-- WORK TO DO --
Search the records below for the word "title" and show every line where it occurs.

_____

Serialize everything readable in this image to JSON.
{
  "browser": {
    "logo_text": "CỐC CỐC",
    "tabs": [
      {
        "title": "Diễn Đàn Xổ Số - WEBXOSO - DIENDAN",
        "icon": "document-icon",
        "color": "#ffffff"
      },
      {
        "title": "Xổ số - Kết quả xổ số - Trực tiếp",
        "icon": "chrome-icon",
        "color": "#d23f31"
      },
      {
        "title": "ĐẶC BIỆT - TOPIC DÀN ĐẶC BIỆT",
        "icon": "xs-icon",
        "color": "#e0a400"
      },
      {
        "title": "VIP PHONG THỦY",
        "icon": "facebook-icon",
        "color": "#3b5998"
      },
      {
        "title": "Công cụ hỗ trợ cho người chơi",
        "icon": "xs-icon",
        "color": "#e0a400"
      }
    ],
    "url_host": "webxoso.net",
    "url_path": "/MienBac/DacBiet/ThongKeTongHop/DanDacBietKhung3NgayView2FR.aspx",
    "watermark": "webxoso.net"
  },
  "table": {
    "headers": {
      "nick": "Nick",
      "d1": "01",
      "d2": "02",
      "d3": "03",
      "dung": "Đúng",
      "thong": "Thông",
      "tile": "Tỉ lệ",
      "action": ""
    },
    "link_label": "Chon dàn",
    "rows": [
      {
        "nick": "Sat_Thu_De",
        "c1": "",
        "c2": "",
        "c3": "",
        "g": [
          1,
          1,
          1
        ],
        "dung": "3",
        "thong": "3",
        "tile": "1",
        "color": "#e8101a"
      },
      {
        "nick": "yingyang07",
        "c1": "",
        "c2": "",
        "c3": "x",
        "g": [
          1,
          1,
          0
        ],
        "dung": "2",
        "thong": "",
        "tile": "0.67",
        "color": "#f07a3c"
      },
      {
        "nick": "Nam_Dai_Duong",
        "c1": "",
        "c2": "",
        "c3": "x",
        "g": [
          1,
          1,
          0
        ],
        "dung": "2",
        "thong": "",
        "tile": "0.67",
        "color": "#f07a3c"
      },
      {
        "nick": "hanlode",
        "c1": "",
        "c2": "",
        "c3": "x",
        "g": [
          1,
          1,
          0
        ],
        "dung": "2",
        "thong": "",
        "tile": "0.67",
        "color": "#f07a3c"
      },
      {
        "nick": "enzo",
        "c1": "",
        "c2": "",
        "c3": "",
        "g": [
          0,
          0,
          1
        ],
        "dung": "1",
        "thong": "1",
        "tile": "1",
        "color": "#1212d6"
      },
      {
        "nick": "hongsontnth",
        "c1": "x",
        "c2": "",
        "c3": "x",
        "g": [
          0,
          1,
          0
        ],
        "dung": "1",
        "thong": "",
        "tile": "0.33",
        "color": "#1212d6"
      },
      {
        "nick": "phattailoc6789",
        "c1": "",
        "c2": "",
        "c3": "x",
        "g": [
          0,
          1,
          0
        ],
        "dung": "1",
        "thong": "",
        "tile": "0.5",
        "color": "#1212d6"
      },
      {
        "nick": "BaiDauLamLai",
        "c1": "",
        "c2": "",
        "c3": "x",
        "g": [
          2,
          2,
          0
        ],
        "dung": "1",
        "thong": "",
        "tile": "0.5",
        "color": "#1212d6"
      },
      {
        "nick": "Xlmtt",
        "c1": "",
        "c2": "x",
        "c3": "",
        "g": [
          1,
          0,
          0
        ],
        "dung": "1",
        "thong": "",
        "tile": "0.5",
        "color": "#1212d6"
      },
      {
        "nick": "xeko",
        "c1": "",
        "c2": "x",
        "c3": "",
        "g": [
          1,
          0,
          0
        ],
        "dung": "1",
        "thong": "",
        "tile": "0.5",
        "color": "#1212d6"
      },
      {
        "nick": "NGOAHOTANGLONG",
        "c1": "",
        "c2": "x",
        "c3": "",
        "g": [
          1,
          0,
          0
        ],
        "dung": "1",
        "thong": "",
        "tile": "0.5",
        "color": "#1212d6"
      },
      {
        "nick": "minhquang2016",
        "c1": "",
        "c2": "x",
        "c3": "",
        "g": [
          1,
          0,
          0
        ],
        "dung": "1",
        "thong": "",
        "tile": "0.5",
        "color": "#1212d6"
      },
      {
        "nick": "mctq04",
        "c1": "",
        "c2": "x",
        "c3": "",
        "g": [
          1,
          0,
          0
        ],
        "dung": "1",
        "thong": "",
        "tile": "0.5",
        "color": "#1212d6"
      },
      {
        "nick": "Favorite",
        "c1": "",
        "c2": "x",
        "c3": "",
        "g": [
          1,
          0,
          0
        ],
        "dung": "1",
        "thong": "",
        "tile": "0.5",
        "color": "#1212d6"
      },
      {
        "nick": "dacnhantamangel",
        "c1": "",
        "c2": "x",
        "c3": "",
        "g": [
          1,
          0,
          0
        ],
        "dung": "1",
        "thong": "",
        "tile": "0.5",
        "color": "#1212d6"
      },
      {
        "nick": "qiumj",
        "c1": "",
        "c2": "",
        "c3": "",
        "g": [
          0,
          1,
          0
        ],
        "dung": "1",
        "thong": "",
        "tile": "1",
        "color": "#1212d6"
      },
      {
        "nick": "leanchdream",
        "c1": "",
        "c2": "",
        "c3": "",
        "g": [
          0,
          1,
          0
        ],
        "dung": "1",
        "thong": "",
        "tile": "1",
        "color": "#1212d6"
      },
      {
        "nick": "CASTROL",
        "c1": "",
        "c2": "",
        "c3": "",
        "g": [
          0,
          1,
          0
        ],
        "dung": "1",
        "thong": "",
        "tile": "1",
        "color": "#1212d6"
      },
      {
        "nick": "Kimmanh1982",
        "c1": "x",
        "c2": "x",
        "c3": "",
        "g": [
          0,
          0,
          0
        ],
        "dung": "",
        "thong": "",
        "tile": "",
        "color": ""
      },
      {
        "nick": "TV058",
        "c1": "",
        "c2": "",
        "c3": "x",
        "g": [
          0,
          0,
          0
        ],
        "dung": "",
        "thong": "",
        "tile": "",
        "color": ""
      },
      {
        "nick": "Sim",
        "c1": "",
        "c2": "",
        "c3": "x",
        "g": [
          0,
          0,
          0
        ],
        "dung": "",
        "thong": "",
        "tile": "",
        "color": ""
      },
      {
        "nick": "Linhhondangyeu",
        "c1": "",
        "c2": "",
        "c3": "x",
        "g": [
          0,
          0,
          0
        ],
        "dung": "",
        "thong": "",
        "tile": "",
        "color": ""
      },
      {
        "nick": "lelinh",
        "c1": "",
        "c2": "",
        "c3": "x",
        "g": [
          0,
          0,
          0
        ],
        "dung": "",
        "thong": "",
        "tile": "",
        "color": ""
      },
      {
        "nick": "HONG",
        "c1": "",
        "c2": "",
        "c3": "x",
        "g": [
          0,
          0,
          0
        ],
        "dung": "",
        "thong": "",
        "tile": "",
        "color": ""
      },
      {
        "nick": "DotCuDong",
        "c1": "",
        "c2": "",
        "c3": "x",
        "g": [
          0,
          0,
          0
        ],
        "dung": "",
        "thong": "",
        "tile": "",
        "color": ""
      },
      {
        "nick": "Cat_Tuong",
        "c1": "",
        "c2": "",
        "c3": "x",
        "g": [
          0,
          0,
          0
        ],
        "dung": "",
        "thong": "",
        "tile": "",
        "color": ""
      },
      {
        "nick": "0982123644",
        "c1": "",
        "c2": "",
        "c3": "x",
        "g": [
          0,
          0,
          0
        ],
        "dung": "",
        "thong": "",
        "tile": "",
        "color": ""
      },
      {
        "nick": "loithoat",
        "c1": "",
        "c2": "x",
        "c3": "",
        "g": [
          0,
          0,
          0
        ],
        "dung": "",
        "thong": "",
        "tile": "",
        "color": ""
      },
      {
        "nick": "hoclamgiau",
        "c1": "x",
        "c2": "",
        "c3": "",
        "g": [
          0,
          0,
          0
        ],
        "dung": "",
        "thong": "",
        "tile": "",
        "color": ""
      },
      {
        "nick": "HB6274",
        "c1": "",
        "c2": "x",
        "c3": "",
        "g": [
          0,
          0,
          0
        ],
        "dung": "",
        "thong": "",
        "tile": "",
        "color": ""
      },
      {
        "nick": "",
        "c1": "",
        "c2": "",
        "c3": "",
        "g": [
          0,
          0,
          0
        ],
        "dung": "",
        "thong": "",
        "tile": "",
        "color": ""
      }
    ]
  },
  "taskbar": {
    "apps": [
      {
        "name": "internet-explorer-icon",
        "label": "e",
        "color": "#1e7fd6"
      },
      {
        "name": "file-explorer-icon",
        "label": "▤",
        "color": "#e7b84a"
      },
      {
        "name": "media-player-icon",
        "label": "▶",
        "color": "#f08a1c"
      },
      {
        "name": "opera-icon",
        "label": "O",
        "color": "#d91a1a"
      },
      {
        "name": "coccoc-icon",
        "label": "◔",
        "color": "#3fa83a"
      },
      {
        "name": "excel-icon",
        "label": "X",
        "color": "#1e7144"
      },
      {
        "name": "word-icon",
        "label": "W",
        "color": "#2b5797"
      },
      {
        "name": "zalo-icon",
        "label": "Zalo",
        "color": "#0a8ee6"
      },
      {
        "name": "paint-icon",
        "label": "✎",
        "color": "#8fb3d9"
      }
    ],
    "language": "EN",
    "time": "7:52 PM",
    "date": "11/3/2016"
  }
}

_____

-- TASK ANSWER --
        "title": "Diễn Đàn Xổ Số - WEBXOSO - DIENDAN",
        "title": "Xổ số - Kết quả xổ số - Trực tiếp",
        "title": "ĐẶC BIỆT - TOPIC DÀN ĐẶC BIỆT",
        "title": "VIP PHONG THỦY",
        "title": "Công cụ hỗ trợ cho người chơi",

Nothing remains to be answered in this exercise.